### Exercise aim
Output each line of the material exactly as it stands.

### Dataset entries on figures
○ ○ ○

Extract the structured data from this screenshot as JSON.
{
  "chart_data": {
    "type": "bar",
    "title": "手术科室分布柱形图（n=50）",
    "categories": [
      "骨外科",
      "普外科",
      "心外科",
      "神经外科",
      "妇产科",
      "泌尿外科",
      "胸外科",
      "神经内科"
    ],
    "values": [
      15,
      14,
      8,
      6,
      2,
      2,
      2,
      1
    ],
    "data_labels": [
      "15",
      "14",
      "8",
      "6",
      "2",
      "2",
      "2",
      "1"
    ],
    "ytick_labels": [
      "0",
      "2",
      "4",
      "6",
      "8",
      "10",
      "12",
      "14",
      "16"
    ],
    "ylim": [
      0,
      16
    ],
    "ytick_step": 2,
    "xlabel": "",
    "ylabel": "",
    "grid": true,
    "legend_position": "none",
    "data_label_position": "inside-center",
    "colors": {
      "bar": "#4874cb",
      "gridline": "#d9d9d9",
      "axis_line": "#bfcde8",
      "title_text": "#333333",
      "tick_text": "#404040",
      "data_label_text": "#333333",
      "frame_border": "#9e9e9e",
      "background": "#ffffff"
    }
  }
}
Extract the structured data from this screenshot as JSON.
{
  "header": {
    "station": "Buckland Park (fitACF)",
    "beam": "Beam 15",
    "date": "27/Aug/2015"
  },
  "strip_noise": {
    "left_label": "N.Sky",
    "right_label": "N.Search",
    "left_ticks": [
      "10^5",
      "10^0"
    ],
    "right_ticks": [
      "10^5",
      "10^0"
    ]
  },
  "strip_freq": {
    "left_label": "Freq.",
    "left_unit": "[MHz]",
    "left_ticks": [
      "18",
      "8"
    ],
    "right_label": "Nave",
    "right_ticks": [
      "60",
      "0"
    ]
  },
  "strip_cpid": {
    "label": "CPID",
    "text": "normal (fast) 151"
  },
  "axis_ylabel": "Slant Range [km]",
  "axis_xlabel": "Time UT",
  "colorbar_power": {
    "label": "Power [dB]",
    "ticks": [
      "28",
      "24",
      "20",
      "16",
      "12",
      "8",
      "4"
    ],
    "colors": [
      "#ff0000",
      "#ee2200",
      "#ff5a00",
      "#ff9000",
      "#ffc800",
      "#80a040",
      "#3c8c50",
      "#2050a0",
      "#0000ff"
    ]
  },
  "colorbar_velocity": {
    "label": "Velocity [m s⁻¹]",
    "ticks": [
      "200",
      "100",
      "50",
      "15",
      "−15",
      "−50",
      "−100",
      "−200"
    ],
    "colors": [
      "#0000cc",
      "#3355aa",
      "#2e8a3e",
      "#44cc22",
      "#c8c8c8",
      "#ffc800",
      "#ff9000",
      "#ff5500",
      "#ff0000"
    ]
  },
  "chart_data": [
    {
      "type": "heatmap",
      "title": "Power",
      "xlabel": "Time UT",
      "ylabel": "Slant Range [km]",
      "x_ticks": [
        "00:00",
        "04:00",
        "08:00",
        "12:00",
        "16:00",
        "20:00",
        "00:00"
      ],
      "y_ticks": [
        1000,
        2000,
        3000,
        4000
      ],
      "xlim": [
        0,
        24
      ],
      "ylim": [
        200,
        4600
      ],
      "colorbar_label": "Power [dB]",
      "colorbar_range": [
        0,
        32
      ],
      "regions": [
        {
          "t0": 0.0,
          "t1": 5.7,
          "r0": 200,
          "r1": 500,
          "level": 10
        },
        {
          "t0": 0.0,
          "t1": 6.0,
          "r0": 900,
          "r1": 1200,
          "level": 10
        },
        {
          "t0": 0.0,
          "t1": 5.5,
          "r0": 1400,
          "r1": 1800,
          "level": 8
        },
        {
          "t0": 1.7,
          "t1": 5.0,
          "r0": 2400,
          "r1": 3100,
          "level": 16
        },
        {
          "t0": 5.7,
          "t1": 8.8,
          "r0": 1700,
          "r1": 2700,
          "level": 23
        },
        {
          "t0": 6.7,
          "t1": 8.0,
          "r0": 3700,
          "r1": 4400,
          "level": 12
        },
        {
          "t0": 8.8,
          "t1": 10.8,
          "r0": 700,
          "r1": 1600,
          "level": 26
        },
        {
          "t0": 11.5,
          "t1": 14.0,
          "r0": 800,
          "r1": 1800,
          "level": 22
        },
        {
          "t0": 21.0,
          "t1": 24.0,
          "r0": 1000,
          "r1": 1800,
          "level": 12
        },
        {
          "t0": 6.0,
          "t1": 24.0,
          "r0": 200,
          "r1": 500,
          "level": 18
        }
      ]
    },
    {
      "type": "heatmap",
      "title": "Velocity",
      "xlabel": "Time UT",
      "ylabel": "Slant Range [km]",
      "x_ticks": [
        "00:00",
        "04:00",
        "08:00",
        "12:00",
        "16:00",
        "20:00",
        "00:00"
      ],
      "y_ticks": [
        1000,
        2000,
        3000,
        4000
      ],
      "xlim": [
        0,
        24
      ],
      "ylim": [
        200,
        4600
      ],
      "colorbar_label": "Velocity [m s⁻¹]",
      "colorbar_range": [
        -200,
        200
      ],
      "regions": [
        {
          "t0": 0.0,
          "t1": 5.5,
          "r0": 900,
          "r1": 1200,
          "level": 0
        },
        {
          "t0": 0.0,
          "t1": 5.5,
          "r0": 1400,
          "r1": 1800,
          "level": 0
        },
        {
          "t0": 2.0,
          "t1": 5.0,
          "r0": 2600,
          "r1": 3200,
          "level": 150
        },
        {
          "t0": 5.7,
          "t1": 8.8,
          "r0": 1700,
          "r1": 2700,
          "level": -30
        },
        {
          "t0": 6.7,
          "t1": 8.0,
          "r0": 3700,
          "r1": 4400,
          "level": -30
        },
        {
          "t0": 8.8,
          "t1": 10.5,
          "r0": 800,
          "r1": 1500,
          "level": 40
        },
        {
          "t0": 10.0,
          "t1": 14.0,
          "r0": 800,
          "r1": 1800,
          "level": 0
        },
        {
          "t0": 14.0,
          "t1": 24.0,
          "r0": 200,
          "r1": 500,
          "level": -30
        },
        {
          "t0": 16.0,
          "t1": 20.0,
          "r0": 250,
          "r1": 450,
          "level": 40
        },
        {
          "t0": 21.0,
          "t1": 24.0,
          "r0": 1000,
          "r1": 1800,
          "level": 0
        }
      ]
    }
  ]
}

○ ○ ○

### Response to this task
Extract the structured data from this screenshot as JSON.
{
  "chart_data": {
    "type": "bar",
    "title": "手术科室分布柱形图（n=50）",
    "categories": [
      "骨外科",
      "普外科",
      "心外科",
      "神经外科",
      "妇产科",
      "泌尿外科",
      "胸外科",
      "神经内科"
    ],
    "values": [
      15,
      14,
      8,
      6,
      2,
      2,
      2,
      1
    ],
    "data_labels": [
      "15",
      "14",
      "8",
      "6",
      "2",
      "2",
      "2",
      "1"
    ],
    "ytick_labels": [
      "0",
      "2",
      "4",
      "6",
      "8",
      "10",
      "12",
      "14",
      "16"
    ],
    "ylim": [
      0,
      16
    ],
    "ytick_step": 2,
    "xlabel": "",
    "ylabel": "",
    "grid": true,
    "legend_position": "none",
    "data_label_position": "inside-center",
    "colors": {
      "bar": "#4874cb",
      "gridline": "#d9d9d9",
      "axis_line": "#bfcde8",
      "title_text": "#333333",
      "tick_text": "#404040",
      "data_label_text": "#333333",
      "frame_border": "#9e9e9e",
      "background": "#ffffff"
    }
  }
}
Extract the structured data from this screenshot as JSON.
{
  "header": {
    "station": "Buckland Park (fitACF)",
    "beam": "Beam 15",
    "date": "27/Aug/2015"
  },
  "strip_noise": {
    "left_label": "N.Sky",
    "right_label": "N.Search",
    "left_ticks": [
      "10^5",
      "10^0"
    ],
    "right_ticks": [
      "10^5",
      "10^0"
    ]
  },
  "strip_freq": {
    "left_label": "Freq.",
    "left_unit": "[MHz]",
    "left_ticks": [
      "18",
      "8"
    ],
    "right_label": "Nave",
    "right_ticks": [
      "60",
      "0"
    ]
  },
  "strip_cpid": {
    "label": "CPID",
    "text": "normal (fast) 151"
  },
  "axis_ylabel": "Slant Range [km]",
  "axis_xlabel": "Time UT",
  "colorbar_power": {
    "label": "Power [dB]",
    "ticks": [
      "28",
      "24",
      "20",
      "16",
      "12",
      "8",
      "4"
    ],
    "colors": [
      "#ff0000",
      "#ee2200",
      "#ff5a00",
      "#ff9000",
      "#ffc800",
      "#80a040",
      "#3c8c50",
      "#2050a0",
      "#0000ff"
    ]
  },
  "colorbar_velocity": {
    "label": "Velocity [m s⁻¹]",
    "ticks": [
      "200",
      "100",
      "50",
      "15",
      "−15",
      "−50",
      "−100",
      "−200"
    ],
    "colors": [
      "#0000cc",
      "#3355aa",
      "#2e8a3e",
      "#44cc22",
      "#c8c8c8",
      "#ffc800",
      "#ff9000",
      "#ff5500",
      "#ff0000"
    ]
  },
  "chart_data": [
    {
      "type": "heatmap",
      "title": "Power",
      "xlabel": "Time UT",
      "ylabel": "Slant Range [km]",
      "x_ticks": [
        "00:00",
        "04:00",
        "08:00",
        "12:00",
        "16:00",
        "20:00",
        "00:00"
      ],
      "y_ticks": [
        1000,
        2000,
        3000,
        4000
      ],
      "xlim": [
        0,
        24
      ],
      "ylim": [
        200,
        4600
      ],
      "colorbar_label": "Power [dB]",
      "colorbar_range": [
        0,
        32
      ],
      "regions": [
        {
          "t0": 0.0,
          "t1": 5.7,
          "r0": 200,
          "r1": 500,
          "level": 10
        },
        {
          "t0": 0.0,
          "t1": 6.0,
          "r0": 900,
          "r1": 1200,
          "level": 10
        },
        {
          "t0": 0.0,
          "t1": 5.5,
          "r0": 1400,
          "r1": 1800,
          "level": 8
        },
        {
          "t0": 1.7,
          "t1": 5.0,
          "r0": 2400,
          "r1": 3100,
          "level": 16
        },
        {
          "t0": 5.7,
          "t1": 8.8,
          "r0": 1700,
          "r1": 2700,
          "level": 23
        },
        {
          "t0": 6.7,
          "t1": 8.0,
          "r0": 3700,
          "r1": 4400,
          "level": 12
        },
        {
          "t0": 8.8,
          "t1": 10.8,
          "r0": 700,
          "r1": 1600,
          "level": 26
        },
        {
          "t0": 11.5,
          "t1": 14.0,
          "r0": 800,
          "r1": 1800,
          "level": 22
        },
        {
          "t0": 21.0,
          "t1": 24.0,
          "r0": 1000,
          "r1": 1800,
          "level": 12
        },
        {
          "t0": 6.0,
          "t1": 24.0,
          "r0": 200,
          "r1": 500,
          "level": 18
        }
      ]
    },
    {
      "type": "heatmap",
      "title": "Velocity",
      "xlabel": "Time UT",
      "ylabel": "Slant Range [km]",
      "x_ticks": [
        "00:00",
        "04:00",
        "08:00",
        "12:00",
        "16:00",
        "20:00",
        "00:00"
      ],
      "y_ticks": [
        1000,
        2000,
        3000,
        4000
      ],
      "xlim": [
        0,
        24
      ],
      "ylim": [
        200,
        4600
      ],
      "colorbar_label": "Velocity [m s⁻¹]",
      "colorbar_range": [
        -200,
        200
      ],
      "regions": [
        {
          "t0": 0.0,
          "t1": 5.5,
          "r0": 900,
          "r1": 1200,
          "level": 0
        },
        {
          "t0": 0.0,
          "t1": 5.5,
          "r0": 1400,
          "r1": 1800,
          "level": 0
        },
        {
          "t0": 2.0,
          "t1": 5.0,
          "r0": 2600,
          "r1": 3200,
          "level": 150
        },
        {
          "t0": 5.7,
          "t1": 8.8,
          "r0": 1700,
          "r1": 2700,
          "level": -30
        },
        {
          "t0": 6.7,
          "t1": 8.0,
          "r0": 3700,
          "r1": 4400,
          "level": -30
        },
        {
          "t0": 8.8,
          "t1": 10.5,
          "r0": 800,
          "r1": 1500,
          "level": 40
        },
        {
          "t0": 10.0,
          "t1": 14.0,
          "r0": 800,
          "r1": 1800,
          "level": 0
        },
        {
          "t0": 14.0,
          "t1": 24.0,
          "r0": 200,
          "r1": 500,
          "level": -30
        },
        {
          "t0": 16.0,
          "t1": 20.0,
          "r0": 250,
          "r1": 450,
          "level": 40
        },
        {
          "t0": 21.0,
          "t1": 24.0,
          "r0": 1000,
          "r1": 1800,
          "level": 0
        }
      ]
    }
  ]
}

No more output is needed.